[Exercise aim]: Show every line in the records below that contains the word "country".

[Records to use]:
────────────────────
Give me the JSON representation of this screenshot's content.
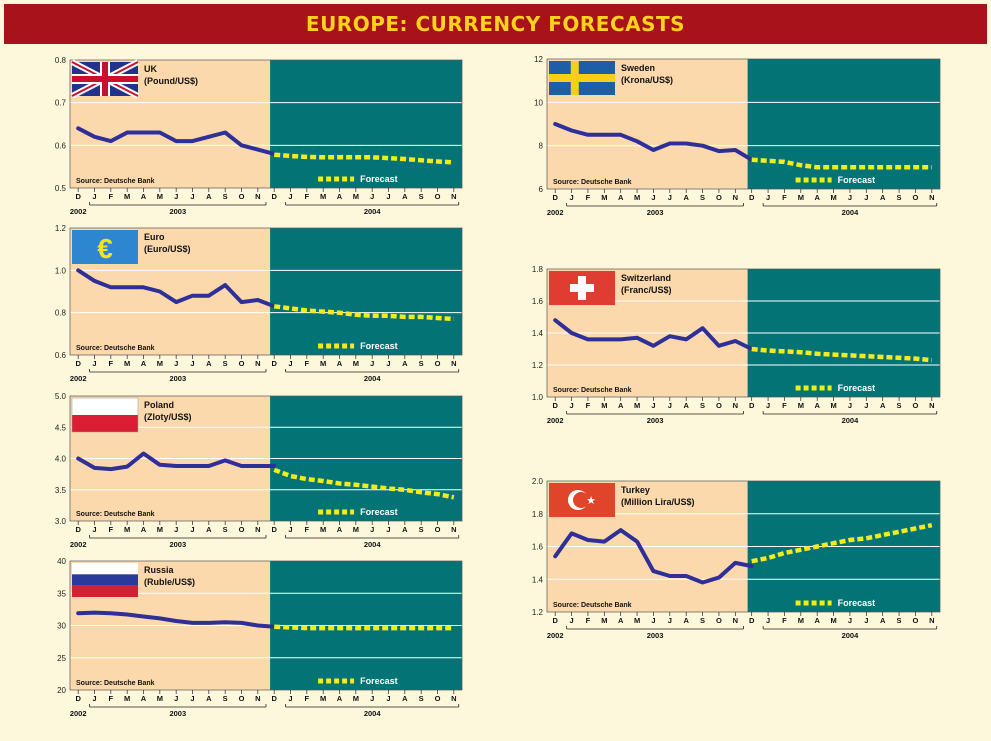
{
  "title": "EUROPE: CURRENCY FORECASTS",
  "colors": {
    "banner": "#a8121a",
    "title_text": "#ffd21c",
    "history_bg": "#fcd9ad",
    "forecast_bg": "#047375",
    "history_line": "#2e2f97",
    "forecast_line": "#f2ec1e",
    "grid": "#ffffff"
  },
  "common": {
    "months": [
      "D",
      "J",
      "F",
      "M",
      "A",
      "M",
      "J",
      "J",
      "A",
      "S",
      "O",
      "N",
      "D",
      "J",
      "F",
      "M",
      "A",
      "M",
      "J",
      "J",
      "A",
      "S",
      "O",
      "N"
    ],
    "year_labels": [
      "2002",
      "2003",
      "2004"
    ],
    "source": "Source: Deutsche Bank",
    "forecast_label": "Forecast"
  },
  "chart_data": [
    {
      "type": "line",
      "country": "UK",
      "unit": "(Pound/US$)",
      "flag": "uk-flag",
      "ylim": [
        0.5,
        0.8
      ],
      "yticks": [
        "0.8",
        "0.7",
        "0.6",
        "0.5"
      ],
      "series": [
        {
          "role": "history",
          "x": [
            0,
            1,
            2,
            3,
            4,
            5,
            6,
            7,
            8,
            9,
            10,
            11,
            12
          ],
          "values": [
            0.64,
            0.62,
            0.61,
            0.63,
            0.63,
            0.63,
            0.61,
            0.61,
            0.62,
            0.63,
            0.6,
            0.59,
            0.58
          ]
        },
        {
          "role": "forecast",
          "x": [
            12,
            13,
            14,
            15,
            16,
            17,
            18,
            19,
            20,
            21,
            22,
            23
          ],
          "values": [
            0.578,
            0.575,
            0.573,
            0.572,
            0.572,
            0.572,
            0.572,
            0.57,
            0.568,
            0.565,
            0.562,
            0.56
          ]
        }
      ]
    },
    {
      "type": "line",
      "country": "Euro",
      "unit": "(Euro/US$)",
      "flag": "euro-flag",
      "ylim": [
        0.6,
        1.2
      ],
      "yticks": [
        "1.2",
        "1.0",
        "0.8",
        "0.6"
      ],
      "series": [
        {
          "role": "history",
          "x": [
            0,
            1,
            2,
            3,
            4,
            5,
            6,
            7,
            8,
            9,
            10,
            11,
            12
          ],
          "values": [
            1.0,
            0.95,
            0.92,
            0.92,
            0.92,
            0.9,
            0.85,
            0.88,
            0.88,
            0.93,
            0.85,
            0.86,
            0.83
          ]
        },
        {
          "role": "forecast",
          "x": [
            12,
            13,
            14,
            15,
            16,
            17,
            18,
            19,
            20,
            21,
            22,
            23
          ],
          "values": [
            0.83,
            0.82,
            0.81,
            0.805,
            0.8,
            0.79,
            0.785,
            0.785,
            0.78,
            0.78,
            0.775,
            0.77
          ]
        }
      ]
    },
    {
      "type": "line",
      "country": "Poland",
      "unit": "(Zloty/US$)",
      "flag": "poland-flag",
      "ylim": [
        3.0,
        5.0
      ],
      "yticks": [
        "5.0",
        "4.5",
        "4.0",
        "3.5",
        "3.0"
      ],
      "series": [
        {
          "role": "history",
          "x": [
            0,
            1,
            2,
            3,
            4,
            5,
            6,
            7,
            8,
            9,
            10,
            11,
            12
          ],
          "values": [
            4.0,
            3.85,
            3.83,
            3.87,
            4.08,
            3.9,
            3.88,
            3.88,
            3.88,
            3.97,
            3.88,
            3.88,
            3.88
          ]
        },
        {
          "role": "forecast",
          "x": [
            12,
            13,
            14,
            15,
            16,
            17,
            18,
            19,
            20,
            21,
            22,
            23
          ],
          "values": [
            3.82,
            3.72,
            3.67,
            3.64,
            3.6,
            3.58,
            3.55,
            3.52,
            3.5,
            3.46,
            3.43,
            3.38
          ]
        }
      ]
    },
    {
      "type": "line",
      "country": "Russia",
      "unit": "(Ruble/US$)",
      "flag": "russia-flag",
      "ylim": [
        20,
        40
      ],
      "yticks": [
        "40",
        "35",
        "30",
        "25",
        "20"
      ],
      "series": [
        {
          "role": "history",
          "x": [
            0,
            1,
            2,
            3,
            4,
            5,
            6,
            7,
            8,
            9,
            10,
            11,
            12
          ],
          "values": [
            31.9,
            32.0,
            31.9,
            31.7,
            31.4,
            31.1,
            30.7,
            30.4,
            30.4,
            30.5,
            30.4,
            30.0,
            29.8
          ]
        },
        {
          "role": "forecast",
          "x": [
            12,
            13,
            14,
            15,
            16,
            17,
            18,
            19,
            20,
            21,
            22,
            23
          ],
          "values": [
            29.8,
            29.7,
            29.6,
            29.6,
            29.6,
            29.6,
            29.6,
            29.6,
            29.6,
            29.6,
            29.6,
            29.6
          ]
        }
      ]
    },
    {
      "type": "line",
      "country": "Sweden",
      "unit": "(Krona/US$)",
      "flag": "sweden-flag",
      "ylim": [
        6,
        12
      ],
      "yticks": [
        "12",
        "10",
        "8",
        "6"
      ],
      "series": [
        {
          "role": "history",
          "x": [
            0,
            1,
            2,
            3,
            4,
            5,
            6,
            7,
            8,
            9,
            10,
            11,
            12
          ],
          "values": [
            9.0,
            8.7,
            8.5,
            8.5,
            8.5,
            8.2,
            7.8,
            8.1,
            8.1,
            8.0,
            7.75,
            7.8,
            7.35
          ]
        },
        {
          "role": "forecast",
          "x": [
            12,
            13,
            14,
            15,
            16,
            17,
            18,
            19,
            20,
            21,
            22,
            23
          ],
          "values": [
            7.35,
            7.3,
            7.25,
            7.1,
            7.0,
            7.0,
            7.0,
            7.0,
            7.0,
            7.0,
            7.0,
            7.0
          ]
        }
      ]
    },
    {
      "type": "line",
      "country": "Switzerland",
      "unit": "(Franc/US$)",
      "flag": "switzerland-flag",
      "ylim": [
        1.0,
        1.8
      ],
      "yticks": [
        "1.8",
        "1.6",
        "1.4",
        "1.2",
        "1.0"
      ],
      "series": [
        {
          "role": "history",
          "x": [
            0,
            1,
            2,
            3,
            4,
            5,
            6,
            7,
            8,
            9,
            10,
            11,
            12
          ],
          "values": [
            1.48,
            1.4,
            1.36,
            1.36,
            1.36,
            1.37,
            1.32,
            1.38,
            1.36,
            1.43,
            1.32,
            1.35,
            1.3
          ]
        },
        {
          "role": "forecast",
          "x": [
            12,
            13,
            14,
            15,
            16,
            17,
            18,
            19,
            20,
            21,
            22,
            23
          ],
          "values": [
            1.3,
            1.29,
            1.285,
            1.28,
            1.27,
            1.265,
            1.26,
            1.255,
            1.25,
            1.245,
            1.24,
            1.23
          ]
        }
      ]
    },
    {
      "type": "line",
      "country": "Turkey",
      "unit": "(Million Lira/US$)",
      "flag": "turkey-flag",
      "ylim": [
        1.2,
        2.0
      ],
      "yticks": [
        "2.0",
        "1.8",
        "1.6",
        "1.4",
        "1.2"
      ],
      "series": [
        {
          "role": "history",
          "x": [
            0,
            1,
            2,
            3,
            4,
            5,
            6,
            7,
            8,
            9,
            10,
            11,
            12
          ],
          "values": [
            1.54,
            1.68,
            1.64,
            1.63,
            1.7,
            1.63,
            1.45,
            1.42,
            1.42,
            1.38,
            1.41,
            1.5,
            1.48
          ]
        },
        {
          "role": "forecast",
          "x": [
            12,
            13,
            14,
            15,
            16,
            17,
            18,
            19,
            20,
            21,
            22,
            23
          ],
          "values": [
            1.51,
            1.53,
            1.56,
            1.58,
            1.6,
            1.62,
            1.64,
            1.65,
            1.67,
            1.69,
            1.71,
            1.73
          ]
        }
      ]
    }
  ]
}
────────────────────
[Solution]:
      "country": "UK",
      "country": "Euro",
      "country": "Poland",
      "country": "Russia",
      "country": "Sweden",
      "country": "Switzerland",
      "country": "Turkey",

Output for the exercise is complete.